Data listing
Start

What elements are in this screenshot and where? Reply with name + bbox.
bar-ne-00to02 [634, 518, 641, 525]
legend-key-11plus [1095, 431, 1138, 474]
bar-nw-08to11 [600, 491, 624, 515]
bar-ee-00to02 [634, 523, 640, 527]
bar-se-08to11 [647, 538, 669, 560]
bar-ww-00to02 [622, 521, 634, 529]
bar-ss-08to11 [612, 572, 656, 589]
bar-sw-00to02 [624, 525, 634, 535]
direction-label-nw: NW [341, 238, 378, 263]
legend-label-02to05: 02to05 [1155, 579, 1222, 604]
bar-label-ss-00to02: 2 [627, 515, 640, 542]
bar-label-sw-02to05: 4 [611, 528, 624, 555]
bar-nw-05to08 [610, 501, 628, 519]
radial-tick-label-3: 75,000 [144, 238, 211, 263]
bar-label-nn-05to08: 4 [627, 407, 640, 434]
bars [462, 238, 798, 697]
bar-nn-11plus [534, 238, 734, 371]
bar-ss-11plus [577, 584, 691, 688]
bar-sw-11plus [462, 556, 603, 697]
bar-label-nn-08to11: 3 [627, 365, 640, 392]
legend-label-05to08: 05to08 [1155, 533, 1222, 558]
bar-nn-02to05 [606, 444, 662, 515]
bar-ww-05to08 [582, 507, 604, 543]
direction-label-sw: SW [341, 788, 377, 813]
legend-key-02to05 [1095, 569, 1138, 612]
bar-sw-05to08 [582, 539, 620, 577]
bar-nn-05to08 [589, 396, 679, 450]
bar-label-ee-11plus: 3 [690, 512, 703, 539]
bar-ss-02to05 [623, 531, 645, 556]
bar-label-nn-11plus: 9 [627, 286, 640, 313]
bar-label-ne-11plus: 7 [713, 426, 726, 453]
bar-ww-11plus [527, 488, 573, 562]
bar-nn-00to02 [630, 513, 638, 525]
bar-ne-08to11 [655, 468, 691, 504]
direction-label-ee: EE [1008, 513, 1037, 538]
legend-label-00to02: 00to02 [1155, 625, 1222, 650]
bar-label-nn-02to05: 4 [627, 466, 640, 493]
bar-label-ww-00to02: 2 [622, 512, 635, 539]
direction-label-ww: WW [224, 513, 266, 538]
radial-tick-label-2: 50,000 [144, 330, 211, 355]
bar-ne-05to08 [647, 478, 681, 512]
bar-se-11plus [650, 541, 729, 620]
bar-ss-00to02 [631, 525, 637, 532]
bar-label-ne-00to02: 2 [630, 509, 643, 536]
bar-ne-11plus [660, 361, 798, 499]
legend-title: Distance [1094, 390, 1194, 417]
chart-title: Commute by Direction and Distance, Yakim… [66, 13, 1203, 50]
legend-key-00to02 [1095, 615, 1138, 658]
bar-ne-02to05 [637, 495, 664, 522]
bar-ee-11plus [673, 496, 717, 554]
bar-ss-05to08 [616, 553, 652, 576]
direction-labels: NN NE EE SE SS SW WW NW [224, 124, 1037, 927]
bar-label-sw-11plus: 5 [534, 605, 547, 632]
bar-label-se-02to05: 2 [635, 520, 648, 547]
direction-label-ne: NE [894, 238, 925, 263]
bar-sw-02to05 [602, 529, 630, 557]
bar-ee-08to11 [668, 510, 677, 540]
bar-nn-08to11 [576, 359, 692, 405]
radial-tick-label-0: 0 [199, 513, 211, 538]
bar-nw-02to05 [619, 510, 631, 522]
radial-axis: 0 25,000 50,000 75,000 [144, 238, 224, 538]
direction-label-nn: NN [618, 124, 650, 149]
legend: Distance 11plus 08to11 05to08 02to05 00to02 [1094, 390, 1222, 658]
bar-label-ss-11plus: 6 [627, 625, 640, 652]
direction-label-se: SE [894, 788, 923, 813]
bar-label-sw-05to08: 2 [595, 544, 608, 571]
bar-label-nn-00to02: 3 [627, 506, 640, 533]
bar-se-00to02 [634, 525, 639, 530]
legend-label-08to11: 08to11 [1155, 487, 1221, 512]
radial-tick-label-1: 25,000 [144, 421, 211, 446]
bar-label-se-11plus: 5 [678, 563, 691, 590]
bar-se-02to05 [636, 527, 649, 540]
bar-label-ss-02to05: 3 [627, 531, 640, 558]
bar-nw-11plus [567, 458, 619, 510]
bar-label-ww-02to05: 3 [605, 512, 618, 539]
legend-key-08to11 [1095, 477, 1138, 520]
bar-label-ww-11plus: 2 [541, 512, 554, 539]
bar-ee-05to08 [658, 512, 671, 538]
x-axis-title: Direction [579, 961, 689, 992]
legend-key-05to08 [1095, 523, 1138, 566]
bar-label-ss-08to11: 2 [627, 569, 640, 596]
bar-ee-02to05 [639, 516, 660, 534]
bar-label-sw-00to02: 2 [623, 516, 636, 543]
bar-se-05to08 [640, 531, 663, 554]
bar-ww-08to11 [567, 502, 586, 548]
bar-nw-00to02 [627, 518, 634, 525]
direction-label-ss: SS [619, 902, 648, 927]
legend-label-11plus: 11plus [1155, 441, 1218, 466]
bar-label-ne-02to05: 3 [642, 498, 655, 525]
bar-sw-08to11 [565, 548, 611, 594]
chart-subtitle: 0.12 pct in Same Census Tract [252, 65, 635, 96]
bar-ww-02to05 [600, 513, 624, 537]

End

Copy the records verbatim, starting at the very beginning and ending with the line that contains "bar-ss-08to11 [612, 572, 656, 589]".

Result below:
What elements are in this screenshot and where? Reply with name + bbox.
bar-ne-00to02 [634, 518, 641, 525]
legend-key-11plus [1095, 431, 1138, 474]
bar-nw-08to11 [600, 491, 624, 515]
bar-ee-00to02 [634, 523, 640, 527]
bar-se-08to11 [647, 538, 669, 560]
bar-ww-00to02 [622, 521, 634, 529]
bar-ss-08to11 [612, 572, 656, 589]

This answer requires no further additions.